* [DO THIS] Can you repeat the stretch from "Where is each" through "- step-5-suffix: 。: [369, 359, 385, 375]", switching "answer-line" to "response-line" and leaving everything else unchanged?

* BEGIN MATERIAL FOR THE TASK *

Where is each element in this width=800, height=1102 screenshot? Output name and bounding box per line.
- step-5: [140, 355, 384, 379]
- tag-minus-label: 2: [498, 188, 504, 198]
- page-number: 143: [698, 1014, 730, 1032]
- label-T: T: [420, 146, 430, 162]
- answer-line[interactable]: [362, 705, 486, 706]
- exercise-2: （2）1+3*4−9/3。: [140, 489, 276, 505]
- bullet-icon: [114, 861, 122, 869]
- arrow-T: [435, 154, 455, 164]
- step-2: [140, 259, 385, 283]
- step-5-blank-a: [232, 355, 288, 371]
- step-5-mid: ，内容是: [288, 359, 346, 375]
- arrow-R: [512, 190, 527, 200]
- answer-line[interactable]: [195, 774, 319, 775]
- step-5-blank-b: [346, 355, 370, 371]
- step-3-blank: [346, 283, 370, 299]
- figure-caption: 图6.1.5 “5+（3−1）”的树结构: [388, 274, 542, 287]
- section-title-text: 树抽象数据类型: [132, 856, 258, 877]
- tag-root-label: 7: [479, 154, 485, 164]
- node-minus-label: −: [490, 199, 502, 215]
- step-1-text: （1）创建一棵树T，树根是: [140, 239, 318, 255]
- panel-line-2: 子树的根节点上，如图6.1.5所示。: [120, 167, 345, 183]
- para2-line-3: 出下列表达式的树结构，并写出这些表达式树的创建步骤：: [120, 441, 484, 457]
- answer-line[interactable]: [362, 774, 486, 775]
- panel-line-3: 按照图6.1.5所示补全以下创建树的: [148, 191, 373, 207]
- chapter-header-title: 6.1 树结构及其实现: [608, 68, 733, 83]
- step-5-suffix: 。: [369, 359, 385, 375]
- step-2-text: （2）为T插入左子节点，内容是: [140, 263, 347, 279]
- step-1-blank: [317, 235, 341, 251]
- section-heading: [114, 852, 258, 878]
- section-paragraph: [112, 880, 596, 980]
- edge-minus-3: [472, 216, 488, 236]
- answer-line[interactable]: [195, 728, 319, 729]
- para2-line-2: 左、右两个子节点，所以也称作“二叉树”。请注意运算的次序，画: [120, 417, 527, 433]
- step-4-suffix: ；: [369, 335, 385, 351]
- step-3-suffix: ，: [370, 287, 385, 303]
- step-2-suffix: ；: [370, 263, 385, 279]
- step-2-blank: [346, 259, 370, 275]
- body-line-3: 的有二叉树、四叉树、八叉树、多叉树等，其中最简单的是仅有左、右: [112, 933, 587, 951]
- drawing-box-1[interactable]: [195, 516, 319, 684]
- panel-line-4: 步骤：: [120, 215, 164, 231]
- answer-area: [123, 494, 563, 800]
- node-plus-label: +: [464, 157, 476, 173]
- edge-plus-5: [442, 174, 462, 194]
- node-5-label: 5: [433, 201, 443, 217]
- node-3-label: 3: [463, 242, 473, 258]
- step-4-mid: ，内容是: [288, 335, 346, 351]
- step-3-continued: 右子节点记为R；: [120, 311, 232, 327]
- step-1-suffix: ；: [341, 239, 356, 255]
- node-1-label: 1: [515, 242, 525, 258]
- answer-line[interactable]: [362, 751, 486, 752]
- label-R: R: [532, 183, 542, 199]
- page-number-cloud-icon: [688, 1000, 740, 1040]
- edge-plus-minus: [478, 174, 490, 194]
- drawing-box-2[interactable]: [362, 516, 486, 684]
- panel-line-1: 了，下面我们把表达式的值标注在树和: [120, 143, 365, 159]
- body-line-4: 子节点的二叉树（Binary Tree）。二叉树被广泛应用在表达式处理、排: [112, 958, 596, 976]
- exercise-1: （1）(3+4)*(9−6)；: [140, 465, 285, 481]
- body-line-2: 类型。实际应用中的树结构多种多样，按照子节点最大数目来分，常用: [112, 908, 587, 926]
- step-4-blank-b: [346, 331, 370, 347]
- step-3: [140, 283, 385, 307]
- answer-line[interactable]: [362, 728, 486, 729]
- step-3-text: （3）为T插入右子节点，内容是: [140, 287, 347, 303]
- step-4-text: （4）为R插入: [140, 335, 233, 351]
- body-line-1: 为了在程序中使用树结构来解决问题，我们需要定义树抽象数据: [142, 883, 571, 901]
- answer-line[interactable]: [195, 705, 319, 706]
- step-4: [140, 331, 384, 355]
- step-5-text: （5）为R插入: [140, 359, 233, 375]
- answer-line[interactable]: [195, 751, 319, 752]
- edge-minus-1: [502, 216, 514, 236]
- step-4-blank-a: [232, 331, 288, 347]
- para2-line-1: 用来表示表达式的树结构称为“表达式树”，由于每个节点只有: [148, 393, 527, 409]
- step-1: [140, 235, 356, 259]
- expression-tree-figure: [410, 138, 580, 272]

* END MATERIAL FOR THE TASK *
* BEGIN MATERIAL FOR THE TASK *

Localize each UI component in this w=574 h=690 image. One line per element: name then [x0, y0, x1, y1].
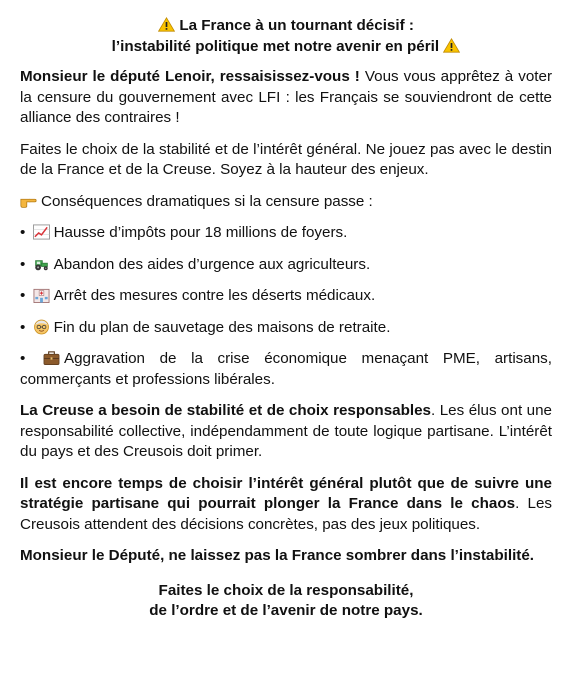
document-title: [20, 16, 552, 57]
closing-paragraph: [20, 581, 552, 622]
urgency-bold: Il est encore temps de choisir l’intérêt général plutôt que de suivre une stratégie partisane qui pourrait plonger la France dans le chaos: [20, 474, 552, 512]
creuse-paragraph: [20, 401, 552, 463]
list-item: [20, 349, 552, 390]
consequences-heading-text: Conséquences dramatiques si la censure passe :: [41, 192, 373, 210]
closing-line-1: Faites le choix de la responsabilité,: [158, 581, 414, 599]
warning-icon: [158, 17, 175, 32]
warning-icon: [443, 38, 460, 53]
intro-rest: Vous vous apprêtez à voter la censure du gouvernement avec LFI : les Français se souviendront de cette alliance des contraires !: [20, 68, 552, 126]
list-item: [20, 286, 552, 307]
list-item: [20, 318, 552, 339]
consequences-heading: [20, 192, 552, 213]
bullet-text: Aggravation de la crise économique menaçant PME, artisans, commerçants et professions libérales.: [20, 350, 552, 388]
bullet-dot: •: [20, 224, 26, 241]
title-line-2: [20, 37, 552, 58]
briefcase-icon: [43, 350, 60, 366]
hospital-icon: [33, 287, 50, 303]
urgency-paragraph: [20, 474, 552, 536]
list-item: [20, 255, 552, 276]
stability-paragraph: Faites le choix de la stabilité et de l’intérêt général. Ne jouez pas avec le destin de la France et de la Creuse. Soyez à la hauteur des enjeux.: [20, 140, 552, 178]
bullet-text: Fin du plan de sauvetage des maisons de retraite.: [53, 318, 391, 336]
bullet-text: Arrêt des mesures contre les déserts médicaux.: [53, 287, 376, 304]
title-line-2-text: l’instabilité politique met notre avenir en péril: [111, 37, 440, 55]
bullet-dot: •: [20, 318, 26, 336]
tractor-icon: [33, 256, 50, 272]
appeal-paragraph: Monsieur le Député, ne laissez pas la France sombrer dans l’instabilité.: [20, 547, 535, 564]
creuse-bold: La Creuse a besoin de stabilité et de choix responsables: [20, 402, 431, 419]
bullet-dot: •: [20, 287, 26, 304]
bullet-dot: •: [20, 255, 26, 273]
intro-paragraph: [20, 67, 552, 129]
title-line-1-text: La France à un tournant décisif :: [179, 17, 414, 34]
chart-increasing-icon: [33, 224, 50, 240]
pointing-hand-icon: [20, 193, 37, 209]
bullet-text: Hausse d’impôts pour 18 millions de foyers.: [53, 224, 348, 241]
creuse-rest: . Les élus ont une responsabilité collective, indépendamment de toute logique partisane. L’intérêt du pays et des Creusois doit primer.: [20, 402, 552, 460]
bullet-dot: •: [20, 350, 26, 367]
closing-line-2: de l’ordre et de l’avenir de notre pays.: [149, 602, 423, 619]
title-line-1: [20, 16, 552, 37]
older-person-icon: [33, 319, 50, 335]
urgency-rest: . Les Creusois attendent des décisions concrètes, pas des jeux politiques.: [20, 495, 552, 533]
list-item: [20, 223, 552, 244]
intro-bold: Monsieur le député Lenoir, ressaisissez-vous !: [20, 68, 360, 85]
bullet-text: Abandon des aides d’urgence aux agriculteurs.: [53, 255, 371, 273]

* END MATERIAL FOR THE TASK *
* BEGIN MATERIAL FOR THE TASK *

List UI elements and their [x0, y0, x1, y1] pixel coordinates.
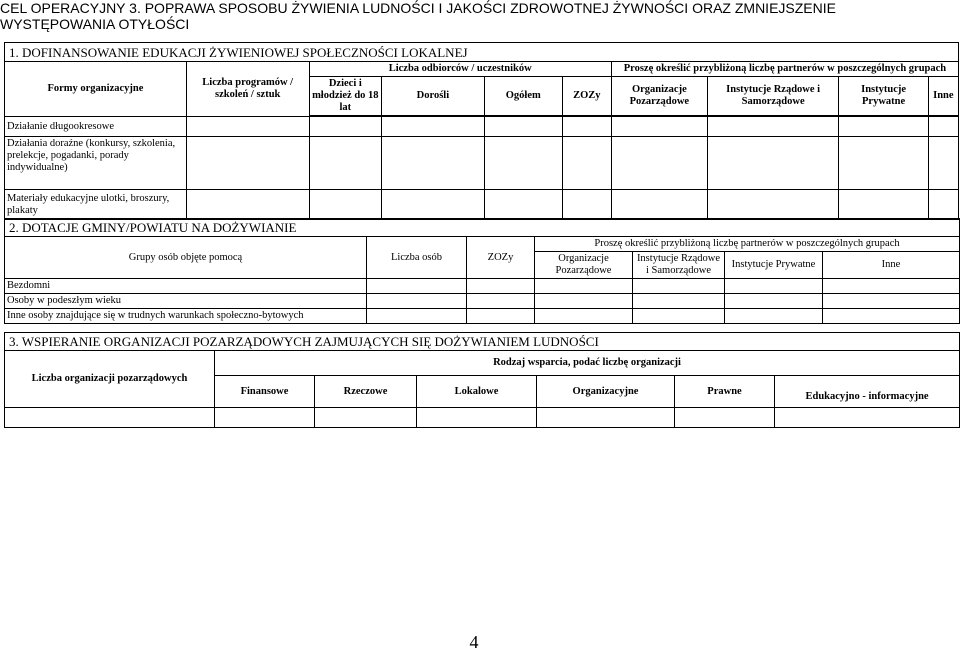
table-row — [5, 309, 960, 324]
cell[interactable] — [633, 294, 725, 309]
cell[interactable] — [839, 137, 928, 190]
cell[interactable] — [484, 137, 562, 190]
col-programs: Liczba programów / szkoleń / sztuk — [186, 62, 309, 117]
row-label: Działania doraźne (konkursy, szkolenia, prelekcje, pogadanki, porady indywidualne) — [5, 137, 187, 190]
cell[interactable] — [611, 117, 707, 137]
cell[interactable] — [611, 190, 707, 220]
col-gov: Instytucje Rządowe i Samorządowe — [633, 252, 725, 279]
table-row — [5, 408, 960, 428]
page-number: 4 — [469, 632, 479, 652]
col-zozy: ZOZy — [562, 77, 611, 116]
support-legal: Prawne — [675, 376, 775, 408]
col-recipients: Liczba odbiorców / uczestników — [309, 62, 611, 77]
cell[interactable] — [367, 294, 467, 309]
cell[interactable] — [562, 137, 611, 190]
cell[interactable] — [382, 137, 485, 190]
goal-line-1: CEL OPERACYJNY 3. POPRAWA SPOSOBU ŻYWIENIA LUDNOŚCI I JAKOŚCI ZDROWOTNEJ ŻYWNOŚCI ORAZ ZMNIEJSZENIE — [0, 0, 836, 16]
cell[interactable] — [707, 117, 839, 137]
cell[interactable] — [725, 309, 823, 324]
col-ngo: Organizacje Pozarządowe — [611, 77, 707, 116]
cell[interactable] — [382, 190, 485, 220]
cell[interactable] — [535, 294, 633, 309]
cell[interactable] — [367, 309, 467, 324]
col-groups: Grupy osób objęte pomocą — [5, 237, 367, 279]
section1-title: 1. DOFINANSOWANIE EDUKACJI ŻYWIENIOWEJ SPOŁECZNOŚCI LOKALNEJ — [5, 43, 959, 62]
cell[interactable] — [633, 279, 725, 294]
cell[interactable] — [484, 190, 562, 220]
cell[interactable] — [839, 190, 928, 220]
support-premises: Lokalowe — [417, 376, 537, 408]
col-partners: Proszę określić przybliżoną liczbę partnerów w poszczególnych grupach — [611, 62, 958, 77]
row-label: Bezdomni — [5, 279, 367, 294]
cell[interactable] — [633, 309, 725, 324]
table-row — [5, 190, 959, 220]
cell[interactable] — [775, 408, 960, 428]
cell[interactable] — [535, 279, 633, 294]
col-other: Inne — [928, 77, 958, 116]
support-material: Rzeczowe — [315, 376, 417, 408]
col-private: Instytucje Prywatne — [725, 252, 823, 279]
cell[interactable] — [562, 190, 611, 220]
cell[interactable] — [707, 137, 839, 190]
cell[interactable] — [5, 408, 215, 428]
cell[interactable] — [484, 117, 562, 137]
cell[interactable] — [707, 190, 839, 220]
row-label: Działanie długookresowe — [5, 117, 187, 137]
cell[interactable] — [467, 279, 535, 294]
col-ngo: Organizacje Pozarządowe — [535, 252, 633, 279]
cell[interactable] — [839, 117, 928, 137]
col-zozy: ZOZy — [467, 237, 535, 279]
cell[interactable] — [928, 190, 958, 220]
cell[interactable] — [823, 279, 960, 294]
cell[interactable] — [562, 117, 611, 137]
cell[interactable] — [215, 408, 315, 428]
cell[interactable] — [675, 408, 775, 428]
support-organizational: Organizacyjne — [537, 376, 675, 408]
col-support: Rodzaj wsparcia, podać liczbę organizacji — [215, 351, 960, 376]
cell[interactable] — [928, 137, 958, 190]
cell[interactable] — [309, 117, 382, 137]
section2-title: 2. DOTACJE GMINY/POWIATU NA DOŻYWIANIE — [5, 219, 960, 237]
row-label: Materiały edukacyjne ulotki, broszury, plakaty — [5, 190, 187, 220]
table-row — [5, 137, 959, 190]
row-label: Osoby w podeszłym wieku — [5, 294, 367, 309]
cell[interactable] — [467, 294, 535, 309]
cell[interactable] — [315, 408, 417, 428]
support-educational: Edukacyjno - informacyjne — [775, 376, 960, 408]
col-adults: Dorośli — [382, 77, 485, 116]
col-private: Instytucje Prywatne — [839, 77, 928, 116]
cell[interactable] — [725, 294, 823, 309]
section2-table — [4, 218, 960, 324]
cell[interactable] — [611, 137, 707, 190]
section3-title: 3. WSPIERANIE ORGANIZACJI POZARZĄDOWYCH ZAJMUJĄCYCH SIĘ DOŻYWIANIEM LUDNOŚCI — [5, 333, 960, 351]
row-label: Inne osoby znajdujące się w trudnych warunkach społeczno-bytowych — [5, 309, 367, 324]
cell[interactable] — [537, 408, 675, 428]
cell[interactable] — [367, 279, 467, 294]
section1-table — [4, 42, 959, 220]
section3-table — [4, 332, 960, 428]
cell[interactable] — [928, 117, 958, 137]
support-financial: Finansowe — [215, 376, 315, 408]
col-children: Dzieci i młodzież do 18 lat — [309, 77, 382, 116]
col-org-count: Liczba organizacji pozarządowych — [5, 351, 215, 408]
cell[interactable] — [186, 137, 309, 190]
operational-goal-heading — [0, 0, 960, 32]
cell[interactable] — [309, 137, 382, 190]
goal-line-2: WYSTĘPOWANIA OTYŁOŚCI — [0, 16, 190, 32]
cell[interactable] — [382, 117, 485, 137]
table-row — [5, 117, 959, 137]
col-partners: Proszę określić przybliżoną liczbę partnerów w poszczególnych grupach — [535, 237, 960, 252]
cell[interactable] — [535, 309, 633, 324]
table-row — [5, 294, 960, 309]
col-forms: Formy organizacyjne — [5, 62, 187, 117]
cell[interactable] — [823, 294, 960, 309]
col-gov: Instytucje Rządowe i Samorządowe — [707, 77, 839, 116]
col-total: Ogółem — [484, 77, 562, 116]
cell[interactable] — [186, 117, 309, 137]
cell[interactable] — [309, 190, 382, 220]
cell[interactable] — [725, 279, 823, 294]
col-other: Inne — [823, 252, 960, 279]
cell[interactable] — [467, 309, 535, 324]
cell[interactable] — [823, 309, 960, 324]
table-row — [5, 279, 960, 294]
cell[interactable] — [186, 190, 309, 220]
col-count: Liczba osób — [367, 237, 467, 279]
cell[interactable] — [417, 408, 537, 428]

* END MATERIAL FOR THE TASK *

* [RESULT BELOW]
Where is each element in this width=800, height=1102 screenshot? Output name and bounding box per line.
- step-5: [140, 355, 384, 379]
- tag-minus-label: 2: [498, 188, 504, 198]
- page-number: 143: [698, 1014, 730, 1032]
- label-T: T: [420, 146, 430, 162]
- response-line[interactable]: [362, 705, 486, 706]
- exercise-2: （2）1+3*4−9/3。: [140, 489, 276, 505]
- bullet-icon: [114, 861, 122, 869]
- arrow-T: [435, 154, 455, 164]
- step-2: [140, 259, 385, 283]
- step-5-blank-a: [232, 355, 288, 371]
- step-5-mid: ，内容是: [288, 359, 346, 375]
- arrow-R: [512, 190, 527, 200]
- response-line[interactable]: [195, 774, 319, 775]
- step-5-blank-b: [346, 355, 370, 371]
- step-3-blank: [346, 283, 370, 299]
- figure-caption: 图6.1.5 “5+（3−1）”的树结构: [388, 274, 542, 287]
- section-title-text: 树抽象数据类型: [132, 856, 258, 877]
- tag-root-label: 7: [479, 154, 485, 164]
- node-minus-label: −: [490, 199, 502, 215]
- step-1-text: （1）创建一棵树T，树根是: [140, 239, 318, 255]
- panel-line-2: 子树的根节点上，如图6.1.5所示。: [120, 167, 345, 183]
- para2-line-3: 出下列表达式的树结构，并写出这些表达式树的创建步骤：: [120, 441, 484, 457]
- response-line[interactable]: [362, 774, 486, 775]
- panel-line-3: 按照图6.1.5所示补全以下创建树的: [148, 191, 373, 207]
- chapter-header-title: 6.1 树结构及其实现: [608, 68, 733, 83]
- step-5-suffix: 。: [369, 359, 385, 375]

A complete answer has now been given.